Locate the word "species" in the material, then show every line that holds it.

------

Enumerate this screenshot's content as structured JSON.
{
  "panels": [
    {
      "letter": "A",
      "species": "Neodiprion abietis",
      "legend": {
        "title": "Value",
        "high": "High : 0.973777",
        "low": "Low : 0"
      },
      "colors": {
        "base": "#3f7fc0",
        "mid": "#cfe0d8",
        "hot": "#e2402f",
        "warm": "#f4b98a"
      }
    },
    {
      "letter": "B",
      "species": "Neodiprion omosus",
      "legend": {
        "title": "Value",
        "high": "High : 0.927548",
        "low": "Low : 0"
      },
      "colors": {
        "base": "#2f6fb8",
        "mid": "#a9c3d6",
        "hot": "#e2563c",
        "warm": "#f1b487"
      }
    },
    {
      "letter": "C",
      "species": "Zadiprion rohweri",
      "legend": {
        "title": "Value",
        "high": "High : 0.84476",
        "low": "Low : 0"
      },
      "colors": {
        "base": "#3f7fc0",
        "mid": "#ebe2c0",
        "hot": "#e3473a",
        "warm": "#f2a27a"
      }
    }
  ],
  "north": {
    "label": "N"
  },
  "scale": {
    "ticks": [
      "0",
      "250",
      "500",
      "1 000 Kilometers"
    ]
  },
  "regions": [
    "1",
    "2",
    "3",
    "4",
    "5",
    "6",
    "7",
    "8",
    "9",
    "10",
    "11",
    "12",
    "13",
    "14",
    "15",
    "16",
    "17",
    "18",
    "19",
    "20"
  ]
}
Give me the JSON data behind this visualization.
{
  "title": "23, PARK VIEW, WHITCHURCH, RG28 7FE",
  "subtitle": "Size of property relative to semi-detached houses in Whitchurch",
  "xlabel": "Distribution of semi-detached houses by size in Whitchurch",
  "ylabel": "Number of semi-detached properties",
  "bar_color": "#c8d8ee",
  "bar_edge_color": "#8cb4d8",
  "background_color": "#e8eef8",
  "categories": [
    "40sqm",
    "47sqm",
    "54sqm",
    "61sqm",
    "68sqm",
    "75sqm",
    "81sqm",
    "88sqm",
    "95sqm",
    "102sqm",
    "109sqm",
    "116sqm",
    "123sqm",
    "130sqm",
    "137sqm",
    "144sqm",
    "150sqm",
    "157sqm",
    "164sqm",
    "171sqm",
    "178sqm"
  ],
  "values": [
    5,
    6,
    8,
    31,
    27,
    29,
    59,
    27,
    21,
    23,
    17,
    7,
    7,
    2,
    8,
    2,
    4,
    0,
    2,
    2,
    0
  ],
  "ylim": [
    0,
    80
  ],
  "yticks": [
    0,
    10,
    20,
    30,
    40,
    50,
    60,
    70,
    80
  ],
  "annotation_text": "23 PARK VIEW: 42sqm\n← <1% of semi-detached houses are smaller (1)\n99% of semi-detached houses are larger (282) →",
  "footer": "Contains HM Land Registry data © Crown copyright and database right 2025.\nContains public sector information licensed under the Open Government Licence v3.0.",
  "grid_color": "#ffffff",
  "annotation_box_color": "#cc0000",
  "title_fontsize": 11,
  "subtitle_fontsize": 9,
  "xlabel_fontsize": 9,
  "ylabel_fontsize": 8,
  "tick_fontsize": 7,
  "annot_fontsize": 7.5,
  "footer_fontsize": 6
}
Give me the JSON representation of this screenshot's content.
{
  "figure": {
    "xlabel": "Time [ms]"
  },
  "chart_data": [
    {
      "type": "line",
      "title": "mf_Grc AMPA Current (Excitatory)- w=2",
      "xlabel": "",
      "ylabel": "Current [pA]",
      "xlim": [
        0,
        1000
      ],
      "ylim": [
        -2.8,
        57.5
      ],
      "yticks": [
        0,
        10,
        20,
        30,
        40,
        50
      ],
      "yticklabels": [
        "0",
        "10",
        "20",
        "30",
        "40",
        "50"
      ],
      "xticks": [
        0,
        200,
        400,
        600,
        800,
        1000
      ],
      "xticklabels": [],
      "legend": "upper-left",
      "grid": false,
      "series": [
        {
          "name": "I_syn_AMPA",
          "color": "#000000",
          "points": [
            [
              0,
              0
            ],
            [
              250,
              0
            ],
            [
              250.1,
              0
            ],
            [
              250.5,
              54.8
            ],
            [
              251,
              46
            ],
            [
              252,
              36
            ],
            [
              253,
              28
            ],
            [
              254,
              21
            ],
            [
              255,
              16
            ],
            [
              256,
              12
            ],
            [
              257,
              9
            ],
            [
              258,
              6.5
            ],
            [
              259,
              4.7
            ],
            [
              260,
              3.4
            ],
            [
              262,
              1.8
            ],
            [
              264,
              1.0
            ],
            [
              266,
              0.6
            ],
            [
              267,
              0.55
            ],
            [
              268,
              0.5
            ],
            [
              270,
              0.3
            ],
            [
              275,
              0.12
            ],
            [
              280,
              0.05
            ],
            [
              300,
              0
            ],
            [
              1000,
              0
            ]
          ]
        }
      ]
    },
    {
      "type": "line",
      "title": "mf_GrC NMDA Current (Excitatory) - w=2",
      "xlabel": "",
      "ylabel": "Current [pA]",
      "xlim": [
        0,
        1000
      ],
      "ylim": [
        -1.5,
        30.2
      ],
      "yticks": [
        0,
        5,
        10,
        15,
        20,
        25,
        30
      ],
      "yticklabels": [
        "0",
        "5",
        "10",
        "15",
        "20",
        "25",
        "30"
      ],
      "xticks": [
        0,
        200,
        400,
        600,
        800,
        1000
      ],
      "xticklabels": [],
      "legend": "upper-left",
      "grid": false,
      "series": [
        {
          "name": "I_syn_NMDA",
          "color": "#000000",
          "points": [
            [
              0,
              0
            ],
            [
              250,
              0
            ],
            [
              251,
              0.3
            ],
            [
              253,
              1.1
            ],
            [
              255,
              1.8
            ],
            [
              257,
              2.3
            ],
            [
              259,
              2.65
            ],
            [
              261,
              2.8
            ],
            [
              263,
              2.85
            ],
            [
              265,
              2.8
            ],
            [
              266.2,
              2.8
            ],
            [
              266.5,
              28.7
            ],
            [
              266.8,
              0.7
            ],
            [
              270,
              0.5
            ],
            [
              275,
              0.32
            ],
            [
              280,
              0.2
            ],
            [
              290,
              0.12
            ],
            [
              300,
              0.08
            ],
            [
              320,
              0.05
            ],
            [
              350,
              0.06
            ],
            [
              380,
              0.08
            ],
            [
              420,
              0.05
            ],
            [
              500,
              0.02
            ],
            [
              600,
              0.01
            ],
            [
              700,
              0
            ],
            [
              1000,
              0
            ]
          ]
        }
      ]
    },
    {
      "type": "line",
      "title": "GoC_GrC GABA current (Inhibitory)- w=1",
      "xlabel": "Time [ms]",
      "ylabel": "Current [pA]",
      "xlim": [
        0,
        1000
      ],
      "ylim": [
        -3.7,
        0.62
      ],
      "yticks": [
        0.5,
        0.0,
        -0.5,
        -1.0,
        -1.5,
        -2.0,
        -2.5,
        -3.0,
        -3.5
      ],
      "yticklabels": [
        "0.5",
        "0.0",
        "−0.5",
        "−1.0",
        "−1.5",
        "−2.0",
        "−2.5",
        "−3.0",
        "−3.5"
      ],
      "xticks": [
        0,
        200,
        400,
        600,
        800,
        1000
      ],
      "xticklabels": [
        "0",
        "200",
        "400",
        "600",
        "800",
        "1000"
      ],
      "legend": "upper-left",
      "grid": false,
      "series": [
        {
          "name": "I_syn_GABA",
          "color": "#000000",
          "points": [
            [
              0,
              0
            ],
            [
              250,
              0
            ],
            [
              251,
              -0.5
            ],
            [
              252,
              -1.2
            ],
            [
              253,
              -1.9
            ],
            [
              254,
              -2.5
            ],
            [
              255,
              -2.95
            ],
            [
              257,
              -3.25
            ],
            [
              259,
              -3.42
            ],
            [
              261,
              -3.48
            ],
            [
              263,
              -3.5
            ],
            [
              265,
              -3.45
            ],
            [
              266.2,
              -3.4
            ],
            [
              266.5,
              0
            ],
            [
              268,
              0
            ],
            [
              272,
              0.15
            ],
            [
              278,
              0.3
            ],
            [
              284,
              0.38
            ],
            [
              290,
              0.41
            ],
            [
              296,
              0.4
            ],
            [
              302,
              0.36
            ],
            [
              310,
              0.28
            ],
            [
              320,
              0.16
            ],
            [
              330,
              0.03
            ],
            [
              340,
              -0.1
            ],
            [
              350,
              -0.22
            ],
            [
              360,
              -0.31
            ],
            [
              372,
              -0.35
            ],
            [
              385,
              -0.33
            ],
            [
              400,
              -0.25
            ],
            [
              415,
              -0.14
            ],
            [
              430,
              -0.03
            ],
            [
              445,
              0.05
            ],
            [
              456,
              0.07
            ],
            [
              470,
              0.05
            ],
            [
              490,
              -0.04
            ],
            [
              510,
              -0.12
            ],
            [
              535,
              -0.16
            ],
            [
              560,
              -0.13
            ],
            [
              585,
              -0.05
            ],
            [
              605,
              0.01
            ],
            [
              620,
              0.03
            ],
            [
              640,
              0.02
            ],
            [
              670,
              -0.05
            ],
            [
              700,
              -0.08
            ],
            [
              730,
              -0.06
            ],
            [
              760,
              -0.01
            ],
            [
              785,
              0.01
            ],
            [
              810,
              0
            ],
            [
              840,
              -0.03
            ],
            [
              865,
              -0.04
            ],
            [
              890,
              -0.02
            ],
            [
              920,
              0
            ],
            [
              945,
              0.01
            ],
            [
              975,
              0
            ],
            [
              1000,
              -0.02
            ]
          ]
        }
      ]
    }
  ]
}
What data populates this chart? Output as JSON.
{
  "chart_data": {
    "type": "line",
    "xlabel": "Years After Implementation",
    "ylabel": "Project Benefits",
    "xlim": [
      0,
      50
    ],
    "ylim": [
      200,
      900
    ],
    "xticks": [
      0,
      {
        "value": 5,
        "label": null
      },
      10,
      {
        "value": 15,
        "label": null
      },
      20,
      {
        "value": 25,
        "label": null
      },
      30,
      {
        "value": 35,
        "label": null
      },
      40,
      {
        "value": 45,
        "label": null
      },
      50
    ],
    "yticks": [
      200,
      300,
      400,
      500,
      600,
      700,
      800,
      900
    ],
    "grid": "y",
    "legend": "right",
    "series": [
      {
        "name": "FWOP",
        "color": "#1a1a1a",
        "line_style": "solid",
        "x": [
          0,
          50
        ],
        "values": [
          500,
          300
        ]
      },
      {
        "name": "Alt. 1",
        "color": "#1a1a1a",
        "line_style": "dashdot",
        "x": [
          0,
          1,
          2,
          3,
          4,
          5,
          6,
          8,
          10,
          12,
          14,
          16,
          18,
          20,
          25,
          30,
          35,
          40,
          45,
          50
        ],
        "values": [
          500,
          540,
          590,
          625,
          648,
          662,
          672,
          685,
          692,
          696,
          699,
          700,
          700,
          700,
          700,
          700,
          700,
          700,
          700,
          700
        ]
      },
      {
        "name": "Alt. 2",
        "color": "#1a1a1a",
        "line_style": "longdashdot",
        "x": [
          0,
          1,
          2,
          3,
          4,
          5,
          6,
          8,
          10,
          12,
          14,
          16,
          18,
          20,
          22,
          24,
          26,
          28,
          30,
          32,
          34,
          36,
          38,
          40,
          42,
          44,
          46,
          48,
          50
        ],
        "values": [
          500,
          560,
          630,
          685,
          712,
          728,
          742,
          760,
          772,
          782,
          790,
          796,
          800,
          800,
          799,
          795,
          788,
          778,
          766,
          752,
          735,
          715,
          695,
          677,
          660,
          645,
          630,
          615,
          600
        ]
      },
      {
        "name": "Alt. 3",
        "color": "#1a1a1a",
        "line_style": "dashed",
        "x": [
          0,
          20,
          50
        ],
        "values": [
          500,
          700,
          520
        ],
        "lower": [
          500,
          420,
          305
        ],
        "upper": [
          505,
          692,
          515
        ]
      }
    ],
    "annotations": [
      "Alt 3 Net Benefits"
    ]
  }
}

------

* Task output:
      "species": "Neodiprion abietis",
      "species": "Neodiprion omosus",
      "species": "Zadiprion rohweri",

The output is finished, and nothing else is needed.